DATA.
◇ ◇ ◇ ◇ ◇ ◇ ◇
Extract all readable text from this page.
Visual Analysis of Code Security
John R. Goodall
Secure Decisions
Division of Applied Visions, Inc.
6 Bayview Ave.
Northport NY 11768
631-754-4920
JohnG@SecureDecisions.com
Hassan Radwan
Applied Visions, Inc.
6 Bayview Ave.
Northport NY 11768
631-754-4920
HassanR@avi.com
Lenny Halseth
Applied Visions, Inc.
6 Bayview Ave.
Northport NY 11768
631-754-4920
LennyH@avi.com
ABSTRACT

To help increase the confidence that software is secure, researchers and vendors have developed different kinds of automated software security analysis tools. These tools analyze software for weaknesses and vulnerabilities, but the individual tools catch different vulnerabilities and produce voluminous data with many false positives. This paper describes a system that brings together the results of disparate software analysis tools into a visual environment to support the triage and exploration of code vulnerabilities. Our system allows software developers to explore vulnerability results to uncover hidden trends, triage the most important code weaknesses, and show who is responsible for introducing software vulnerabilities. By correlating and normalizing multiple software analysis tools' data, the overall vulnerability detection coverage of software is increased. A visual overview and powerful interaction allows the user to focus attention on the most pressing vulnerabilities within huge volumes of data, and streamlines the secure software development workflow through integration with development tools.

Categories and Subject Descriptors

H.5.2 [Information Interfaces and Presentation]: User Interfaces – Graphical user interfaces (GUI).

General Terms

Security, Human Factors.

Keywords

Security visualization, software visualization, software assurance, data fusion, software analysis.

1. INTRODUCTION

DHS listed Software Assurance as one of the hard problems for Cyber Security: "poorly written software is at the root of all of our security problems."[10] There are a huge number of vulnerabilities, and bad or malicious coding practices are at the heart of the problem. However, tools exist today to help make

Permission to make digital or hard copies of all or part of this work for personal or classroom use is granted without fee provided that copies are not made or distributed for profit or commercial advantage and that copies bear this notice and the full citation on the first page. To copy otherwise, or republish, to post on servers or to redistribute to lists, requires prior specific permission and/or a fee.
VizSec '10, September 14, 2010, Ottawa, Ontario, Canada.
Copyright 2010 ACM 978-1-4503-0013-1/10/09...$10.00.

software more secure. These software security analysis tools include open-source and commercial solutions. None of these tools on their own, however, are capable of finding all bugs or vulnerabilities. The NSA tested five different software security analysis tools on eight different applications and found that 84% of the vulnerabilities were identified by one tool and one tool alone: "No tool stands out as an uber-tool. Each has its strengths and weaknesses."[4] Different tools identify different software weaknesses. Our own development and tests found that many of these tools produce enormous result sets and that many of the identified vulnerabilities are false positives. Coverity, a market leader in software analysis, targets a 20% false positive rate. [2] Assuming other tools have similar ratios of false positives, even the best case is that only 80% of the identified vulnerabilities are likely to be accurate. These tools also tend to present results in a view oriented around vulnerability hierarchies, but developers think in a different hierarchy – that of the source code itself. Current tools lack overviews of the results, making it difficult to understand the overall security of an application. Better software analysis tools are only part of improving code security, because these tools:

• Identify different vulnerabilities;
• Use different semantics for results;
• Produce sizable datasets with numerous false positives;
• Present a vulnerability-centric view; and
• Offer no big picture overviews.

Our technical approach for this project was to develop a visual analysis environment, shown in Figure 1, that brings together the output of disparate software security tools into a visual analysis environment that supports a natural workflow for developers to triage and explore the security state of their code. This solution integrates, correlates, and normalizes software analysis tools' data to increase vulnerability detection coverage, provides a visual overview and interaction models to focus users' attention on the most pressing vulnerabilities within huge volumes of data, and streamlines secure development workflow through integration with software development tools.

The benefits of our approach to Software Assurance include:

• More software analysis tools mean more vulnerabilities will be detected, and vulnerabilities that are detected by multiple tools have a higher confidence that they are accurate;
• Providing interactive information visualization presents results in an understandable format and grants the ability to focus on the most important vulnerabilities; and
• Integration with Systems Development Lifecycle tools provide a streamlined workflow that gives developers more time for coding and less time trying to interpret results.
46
◇ ◇ ◇ ◇ ◇ ◇ ◇
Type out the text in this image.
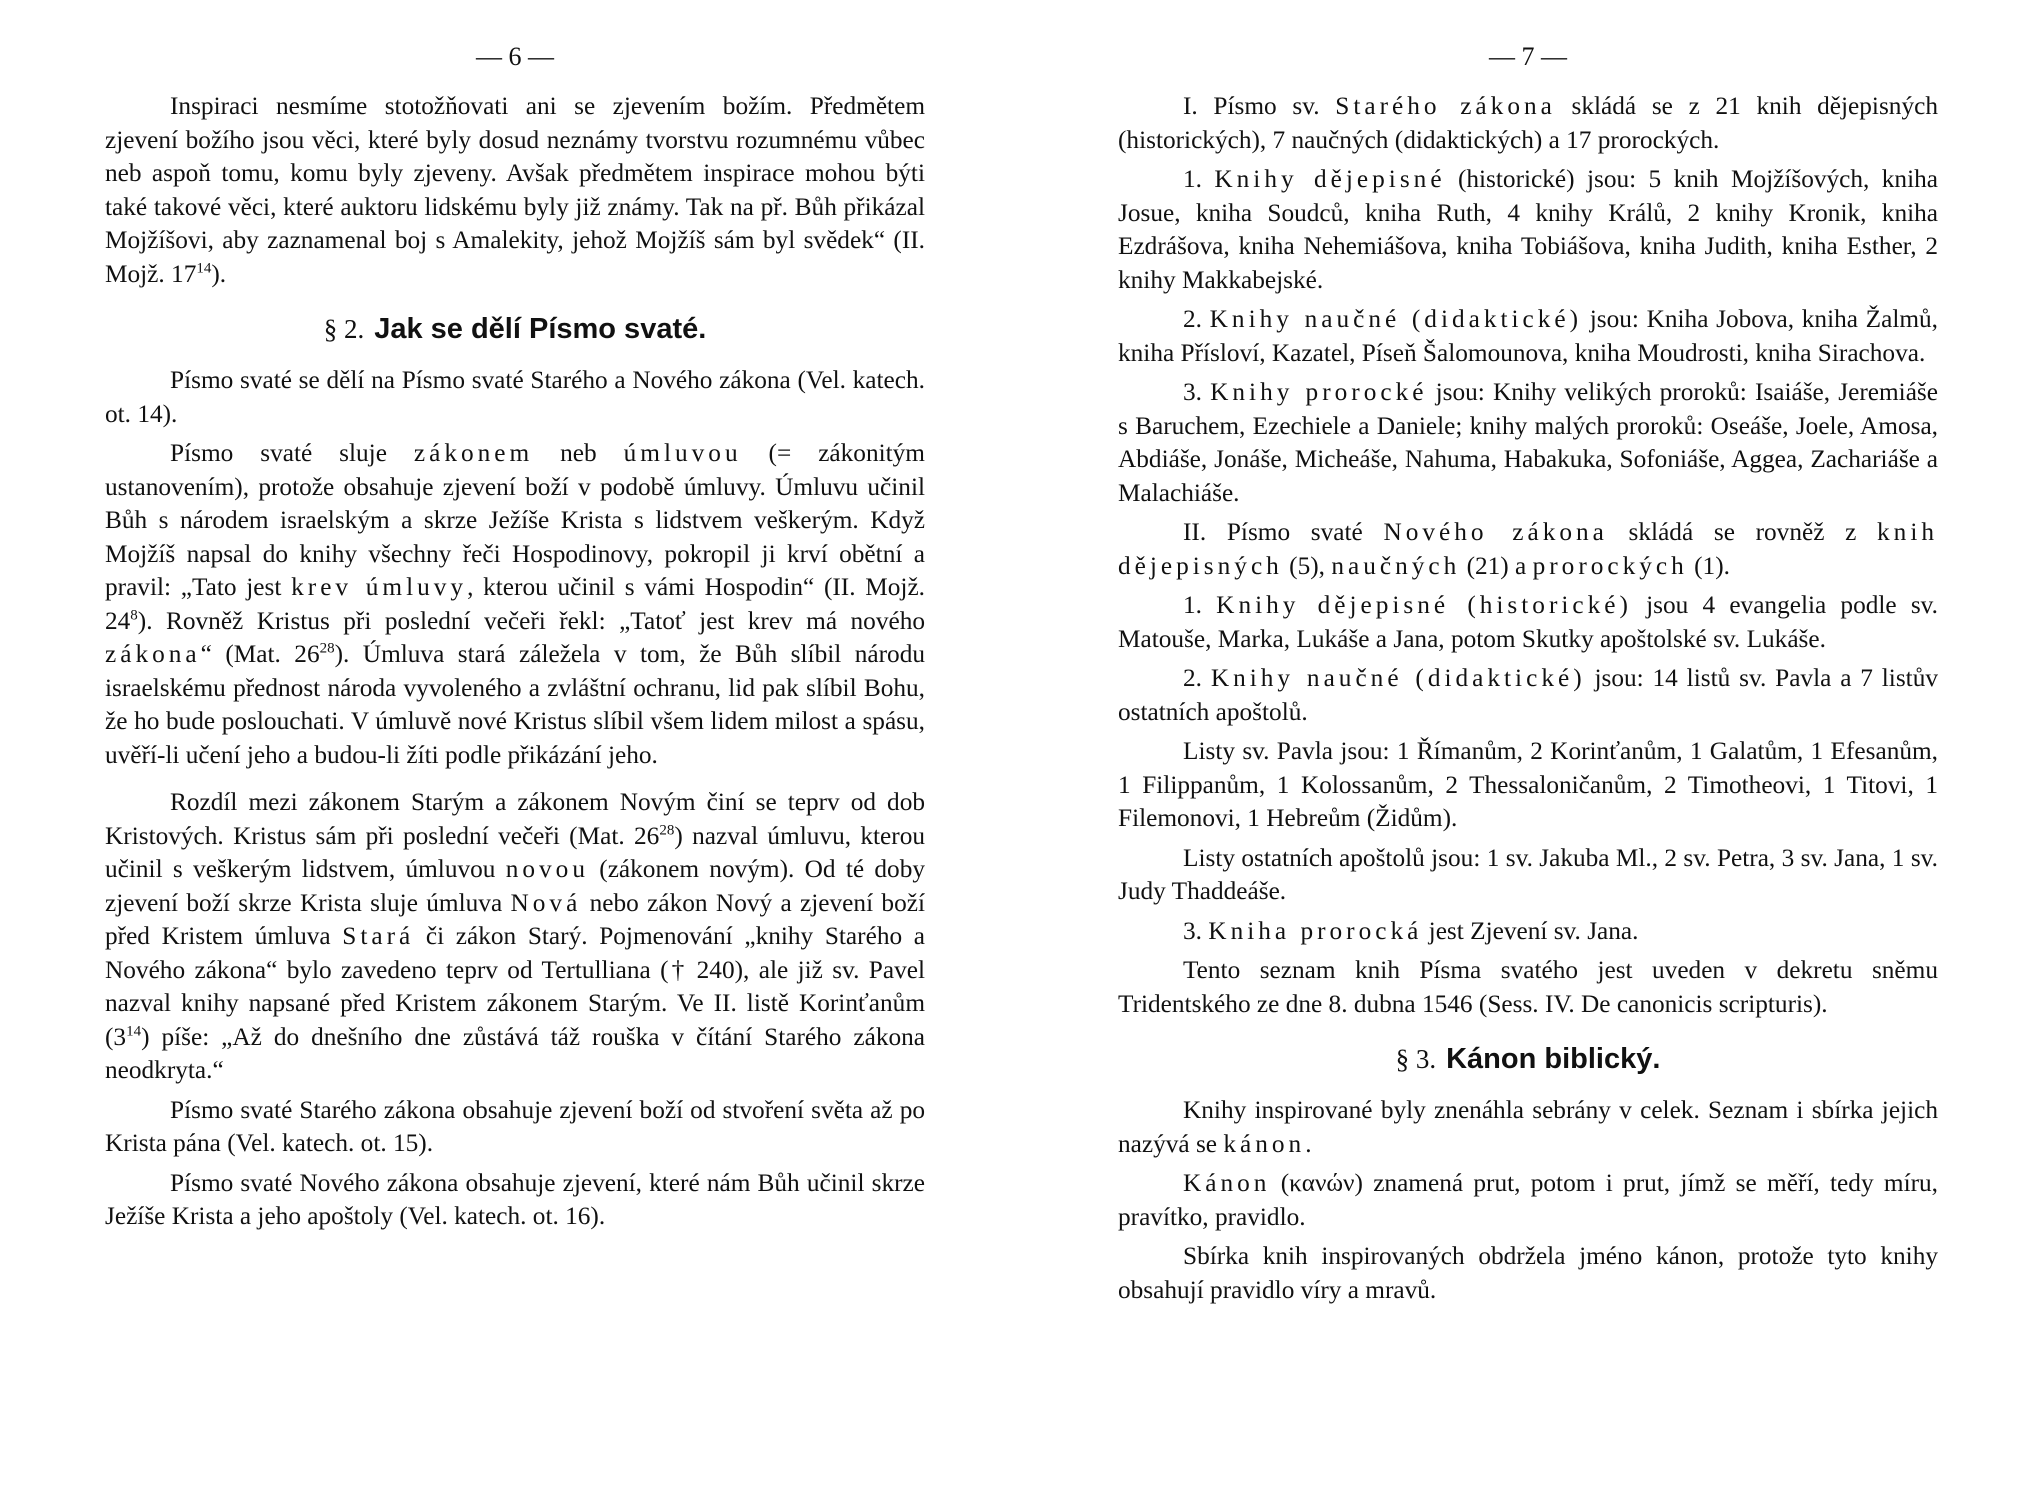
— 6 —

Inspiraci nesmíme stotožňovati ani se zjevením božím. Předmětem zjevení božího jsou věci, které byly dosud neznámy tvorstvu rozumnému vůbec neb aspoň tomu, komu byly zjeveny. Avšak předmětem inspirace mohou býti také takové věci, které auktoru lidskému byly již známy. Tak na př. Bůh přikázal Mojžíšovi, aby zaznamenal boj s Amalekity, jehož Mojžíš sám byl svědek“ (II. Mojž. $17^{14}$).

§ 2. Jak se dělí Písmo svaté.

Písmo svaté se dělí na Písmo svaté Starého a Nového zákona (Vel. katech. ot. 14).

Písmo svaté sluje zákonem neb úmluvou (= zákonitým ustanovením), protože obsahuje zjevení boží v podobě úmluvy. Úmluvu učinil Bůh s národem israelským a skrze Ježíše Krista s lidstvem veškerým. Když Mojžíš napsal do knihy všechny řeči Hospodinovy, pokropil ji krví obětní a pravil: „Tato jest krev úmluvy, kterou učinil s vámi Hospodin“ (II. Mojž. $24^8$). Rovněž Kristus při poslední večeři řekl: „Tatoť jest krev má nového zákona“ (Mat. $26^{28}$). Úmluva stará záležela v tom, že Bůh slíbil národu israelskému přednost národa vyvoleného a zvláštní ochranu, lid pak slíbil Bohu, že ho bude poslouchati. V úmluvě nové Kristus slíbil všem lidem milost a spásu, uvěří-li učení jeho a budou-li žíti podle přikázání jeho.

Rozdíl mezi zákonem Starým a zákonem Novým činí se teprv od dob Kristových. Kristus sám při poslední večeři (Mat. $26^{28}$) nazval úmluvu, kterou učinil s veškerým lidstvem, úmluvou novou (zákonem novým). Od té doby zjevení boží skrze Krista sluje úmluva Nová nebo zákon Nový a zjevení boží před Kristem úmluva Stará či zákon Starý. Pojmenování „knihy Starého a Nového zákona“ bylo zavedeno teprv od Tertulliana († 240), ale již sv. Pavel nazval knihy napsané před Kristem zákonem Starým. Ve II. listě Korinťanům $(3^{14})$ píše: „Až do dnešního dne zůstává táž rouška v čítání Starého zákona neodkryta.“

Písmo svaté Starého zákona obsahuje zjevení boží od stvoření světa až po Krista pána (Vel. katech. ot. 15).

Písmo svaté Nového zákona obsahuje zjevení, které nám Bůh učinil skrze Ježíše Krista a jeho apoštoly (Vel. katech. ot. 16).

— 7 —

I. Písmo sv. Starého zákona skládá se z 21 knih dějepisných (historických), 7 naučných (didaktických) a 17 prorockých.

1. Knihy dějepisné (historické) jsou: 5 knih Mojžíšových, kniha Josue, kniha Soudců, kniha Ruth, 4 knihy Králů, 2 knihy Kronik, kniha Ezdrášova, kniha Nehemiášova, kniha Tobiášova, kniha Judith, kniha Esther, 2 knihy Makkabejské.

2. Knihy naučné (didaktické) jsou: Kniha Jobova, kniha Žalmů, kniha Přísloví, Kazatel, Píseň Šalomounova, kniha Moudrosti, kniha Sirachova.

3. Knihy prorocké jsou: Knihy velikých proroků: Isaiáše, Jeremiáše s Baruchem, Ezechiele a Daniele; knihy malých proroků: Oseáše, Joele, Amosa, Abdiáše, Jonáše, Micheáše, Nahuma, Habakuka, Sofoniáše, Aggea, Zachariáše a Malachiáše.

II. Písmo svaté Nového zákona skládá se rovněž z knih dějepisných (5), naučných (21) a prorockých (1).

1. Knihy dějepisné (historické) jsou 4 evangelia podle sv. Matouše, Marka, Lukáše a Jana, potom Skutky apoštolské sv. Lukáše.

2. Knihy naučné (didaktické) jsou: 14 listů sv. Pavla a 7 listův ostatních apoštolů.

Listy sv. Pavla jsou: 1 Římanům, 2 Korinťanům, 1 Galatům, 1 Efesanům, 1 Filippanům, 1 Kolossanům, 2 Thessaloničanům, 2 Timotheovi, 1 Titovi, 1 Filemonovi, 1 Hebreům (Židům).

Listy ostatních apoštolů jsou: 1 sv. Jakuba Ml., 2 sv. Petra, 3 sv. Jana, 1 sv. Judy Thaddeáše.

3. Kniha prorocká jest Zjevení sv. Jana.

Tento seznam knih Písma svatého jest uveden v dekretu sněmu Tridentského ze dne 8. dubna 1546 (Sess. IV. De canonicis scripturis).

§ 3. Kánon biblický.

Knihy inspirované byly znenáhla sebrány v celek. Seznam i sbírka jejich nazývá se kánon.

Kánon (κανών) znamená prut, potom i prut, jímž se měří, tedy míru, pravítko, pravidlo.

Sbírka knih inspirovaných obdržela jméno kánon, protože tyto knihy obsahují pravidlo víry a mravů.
◇ ◇ ◇ ◇ ◇ ◇ ◇
TASK REQUIREMENTS. Report how many lines in the data include the word "podle", and give nothing but the count.

ANSWER BELOW. 2